▶ **Brief**:
Extract every record, keeping each one exactly as it is.

(Dataset entries on figures)
________
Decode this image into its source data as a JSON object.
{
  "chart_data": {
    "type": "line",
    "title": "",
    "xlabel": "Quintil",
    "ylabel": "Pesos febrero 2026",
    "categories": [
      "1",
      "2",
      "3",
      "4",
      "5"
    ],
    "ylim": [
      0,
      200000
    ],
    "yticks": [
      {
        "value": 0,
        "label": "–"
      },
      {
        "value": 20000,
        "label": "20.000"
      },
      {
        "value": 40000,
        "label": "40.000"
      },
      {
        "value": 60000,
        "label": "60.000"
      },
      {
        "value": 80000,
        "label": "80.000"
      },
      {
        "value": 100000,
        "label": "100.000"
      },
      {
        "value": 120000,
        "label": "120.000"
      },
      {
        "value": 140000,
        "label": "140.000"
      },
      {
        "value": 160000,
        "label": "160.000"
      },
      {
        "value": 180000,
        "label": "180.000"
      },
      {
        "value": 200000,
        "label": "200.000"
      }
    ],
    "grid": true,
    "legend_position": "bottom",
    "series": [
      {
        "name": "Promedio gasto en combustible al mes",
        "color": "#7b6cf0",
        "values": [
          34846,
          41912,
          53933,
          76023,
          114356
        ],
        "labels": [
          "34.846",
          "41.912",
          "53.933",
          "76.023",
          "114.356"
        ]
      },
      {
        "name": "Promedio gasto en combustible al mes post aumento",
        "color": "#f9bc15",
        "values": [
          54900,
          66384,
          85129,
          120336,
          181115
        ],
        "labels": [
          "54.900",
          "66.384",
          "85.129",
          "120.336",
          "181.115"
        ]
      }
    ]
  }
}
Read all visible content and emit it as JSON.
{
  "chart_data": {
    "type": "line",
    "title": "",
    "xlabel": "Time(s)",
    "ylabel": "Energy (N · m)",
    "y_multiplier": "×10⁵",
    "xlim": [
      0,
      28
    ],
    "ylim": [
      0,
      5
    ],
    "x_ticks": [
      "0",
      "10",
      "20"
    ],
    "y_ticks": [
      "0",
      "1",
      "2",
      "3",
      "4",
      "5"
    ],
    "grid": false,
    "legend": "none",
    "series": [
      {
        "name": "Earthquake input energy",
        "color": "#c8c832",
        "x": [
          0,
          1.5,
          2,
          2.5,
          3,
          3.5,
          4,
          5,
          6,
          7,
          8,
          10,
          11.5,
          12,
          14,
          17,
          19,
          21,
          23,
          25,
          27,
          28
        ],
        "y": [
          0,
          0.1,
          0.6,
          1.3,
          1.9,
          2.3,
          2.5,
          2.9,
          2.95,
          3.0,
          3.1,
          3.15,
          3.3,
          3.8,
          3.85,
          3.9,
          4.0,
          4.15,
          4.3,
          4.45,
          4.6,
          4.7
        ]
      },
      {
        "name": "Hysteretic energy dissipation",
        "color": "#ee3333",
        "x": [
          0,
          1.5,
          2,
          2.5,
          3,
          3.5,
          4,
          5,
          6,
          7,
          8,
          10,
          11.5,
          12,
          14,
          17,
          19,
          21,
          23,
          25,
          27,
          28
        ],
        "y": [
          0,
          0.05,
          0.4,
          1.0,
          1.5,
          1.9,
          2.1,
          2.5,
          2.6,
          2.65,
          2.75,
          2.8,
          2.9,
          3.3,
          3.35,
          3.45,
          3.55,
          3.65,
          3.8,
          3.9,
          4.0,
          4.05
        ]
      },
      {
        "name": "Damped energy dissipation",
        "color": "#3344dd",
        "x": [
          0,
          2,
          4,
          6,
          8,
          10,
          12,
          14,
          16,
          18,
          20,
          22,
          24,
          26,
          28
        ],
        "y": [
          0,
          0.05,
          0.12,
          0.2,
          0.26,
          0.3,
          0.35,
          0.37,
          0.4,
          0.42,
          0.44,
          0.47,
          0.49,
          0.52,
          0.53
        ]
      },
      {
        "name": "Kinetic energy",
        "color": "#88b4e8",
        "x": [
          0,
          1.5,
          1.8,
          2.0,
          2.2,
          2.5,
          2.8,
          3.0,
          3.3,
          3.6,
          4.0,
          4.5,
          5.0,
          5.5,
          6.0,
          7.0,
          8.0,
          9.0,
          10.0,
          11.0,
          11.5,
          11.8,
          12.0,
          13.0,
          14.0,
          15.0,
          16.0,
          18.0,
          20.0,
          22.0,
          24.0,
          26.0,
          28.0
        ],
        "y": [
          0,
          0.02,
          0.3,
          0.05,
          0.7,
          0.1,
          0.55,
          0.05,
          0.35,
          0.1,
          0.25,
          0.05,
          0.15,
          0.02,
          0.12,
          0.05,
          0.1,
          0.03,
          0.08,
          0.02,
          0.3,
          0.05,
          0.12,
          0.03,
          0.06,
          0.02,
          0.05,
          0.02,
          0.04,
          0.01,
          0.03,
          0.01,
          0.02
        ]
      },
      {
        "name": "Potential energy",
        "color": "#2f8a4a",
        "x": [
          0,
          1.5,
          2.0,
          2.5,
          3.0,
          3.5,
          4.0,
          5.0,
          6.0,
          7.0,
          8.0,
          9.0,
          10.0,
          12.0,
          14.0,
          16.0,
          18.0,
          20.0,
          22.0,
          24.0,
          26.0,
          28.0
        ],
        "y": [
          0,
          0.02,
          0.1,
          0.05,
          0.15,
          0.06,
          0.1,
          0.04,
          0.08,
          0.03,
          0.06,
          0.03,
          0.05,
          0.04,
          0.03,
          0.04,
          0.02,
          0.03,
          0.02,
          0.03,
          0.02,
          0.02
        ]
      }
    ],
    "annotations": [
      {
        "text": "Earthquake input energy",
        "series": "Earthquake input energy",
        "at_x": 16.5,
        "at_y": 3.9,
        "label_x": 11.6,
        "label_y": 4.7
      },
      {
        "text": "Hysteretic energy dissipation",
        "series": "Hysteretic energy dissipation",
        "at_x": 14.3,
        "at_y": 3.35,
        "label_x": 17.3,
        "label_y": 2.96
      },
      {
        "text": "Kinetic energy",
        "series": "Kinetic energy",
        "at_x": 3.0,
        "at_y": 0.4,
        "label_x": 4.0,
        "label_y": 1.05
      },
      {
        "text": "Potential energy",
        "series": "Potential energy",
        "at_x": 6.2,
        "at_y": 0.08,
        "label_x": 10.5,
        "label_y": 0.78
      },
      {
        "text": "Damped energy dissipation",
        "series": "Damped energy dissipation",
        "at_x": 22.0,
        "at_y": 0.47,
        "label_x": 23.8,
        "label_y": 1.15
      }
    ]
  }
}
________
▶ **Final result**:
Decode this image into its source data as a JSON object.
{
  "chart_data": {
    "type": "line",
    "title": "",
    "xlabel": "Quintil",
    "ylabel": "Pesos febrero 2026",
    "categories": [
      "1",
      "2",
      "3",
      "4",
      "5"
    ],
    "ylim": [
      0,
      200000
    ],
    "yticks": [
      {
        "value": 0,
        "label": "–"
      },
      {
        "value": 20000,
        "label": "20.000"
      },
      {
        "value": 40000,
        "label": "40.000"
      },
      {
        "value": 60000,
        "label": "60.000"
      },
      {
        "value": 80000,
        "label": "80.000"
      },
      {
        "value": 100000,
        "label": "100.000"
      },
      {
        "value": 120000,
        "label": "120.000"
      },
      {
        "value": 140000,
        "label": "140.000"
      },
      {
        "value": 160000,
        "label": "160.000"
      },
      {
        "value": 180000,
        "label": "180.000"
      },
      {
        "value": 200000,
        "label": "200.000"
      }
    ],
    "grid": true,
    "legend_position": "bottom",
    "series": [
      {
        "name": "Promedio gasto en combustible al mes",
        "color": "#7b6cf0",
        "values": [
          34846,
          41912,
          53933,
          76023,
          114356
        ],
        "labels": [
          "34.846",
          "41.912",
          "53.933",
          "76.023",
          "114.356"
        ]
      },
      {
        "name": "Promedio gasto en combustible al mes post aumento",
        "color": "#f9bc15",
        "values": [
          54900,
          66384,
          85129,
          120336,
          181115
        ],
        "labels": [
          "54.900",
          "66.384",
          "85.129",
          "120.336",
          "181.115"
        ]
      }
    ]
  }
}
Read all visible content and emit it as JSON.
{
  "chart_data": {
    "type": "line",
    "title": "",
    "xlabel": "Time(s)",
    "ylabel": "Energy (N · m)",
    "y_multiplier": "×10⁵",
    "xlim": [
      0,
      28
    ],
    "ylim": [
      0,
      5
    ],
    "x_ticks": [
      "0",
      "10",
      "20"
    ],
    "y_ticks": [
      "0",
      "1",
      "2",
      "3",
      "4",
      "5"
    ],
    "grid": false,
    "legend": "none",
    "series": [
      {
        "name": "Earthquake input energy",
        "color": "#c8c832",
        "x": [
          0,
          1.5,
          2,
          2.5,
          3,
          3.5,
          4,
          5,
          6,
          7,
          8,
          10,
          11.5,
          12,
          14,
          17,
          19,
          21,
          23,
          25,
          27,
          28
        ],
        "y": [
          0,
          0.1,
          0.6,
          1.3,
          1.9,
          2.3,
          2.5,
          2.9,
          2.95,
          3.0,
          3.1,
          3.15,
          3.3,
          3.8,
          3.85,
          3.9,
          4.0,
          4.15,
          4.3,
          4.45,
          4.6,
          4.7
        ]
      },
      {
        "name": "Hysteretic energy dissipation",
        "color": "#ee3333",
        "x": [
          0,
          1.5,
          2,
          2.5,
          3,
          3.5,
          4,
          5,
          6,
          7,
          8,
          10,
          11.5,
          12,
          14,
          17,
          19,
          21,
          23,
          25,
          27,
          28
        ],
        "y": [
          0,
          0.05,
          0.4,
          1.0,
          1.5,
          1.9,
          2.1,
          2.5,
          2.6,
          2.65,
          2.75,
          2.8,
          2.9,
          3.3,
          3.35,
          3.45,
          3.55,
          3.65,
          3.8,
          3.9,
          4.0,
          4.05
        ]
      },
      {
        "name": "Damped energy dissipation",
        "color": "#3344dd",
        "x": [
          0,
          2,
          4,
          6,
          8,
          10,
          12,
          14,
          16,
          18,
          20,
          22,
          24,
          26,
          28
        ],
        "y": [
          0,
          0.05,
          0.12,
          0.2,
          0.26,
          0.3,
          0.35,
          0.37,
          0.4,
          0.42,
          0.44,
          0.47,
          0.49,
          0.52,
          0.53
        ]
      },
      {
        "name": "Kinetic energy",
        "color": "#88b4e8",
        "x": [
          0,
          1.5,
          1.8,
          2.0,
          2.2,
          2.5,
          2.8,
          3.0,
          3.3,
          3.6,
          4.0,
          4.5,
          5.0,
          5.5,
          6.0,
          7.0,
          8.0,
          9.0,
          10.0,
          11.0,
          11.5,
          11.8,
          12.0,
          13.0,
          14.0,
          15.0,
          16.0,
          18.0,
          20.0,
          22.0,
          24.0,
          26.0,
          28.0
        ],
        "y": [
          0,
          0.02,
          0.3,
          0.05,
          0.7,
          0.1,
          0.55,
          0.05,
          0.35,
          0.1,
          0.25,
          0.05,
          0.15,
          0.02,
          0.12,
          0.05,
          0.1,
          0.03,
          0.08,
          0.02,
          0.3,
          0.05,
          0.12,
          0.03,
          0.06,
          0.02,
          0.05,
          0.02,
          0.04,
          0.01,
          0.03,
          0.01,
          0.02
        ]
      },
      {
        "name": "Potential energy",
        "color": "#2f8a4a",
        "x": [
          0,
          1.5,
          2.0,
          2.5,
          3.0,
          3.5,
          4.0,
          5.0,
          6.0,
          7.0,
          8.0,
          9.0,
          10.0,
          12.0,
          14.0,
          16.0,
          18.0,
          20.0,
          22.0,
          24.0,
          26.0,
          28.0
        ],
        "y": [
          0,
          0.02,
          0.1,
          0.05,
          0.15,
          0.06,
          0.1,
          0.04,
          0.08,
          0.03,
          0.06,
          0.03,
          0.05,
          0.04,
          0.03,
          0.04,
          0.02,
          0.03,
          0.02,
          0.03,
          0.02,
          0.02
        ]
      }
    ],
    "annotations": [
      {
        "text": "Earthquake input energy",
        "series": "Earthquake input energy",
        "at_x": 16.5,
        "at_y": 3.9,
        "label_x": 11.6,
        "label_y": 4.7
      },
      {
        "text": "Hysteretic energy dissipation",
        "series": "Hysteretic energy dissipation",
        "at_x": 14.3,
        "at_y": 3.35,
        "label_x": 17.3,
        "label_y": 2.96
      },
      {
        "text": "Kinetic energy",
        "series": "Kinetic energy",
        "at_x": 3.0,
        "at_y": 0.4,
        "label_x": 4.0,
        "label_y": 1.05
      },
      {
        "text": "Potential energy",
        "series": "Potential energy",
        "at_x": 6.2,
        "at_y": 0.08,
        "label_x": 10.5,
        "label_y": 0.78
      },
      {
        "text": "Damped energy dissipation",
        "series": "Damped energy dissipation",
        "at_x": 22.0,
        "at_y": 0.47,
        "label_x": 23.8,
        "label_y": 1.15
      }
    ]
  }
}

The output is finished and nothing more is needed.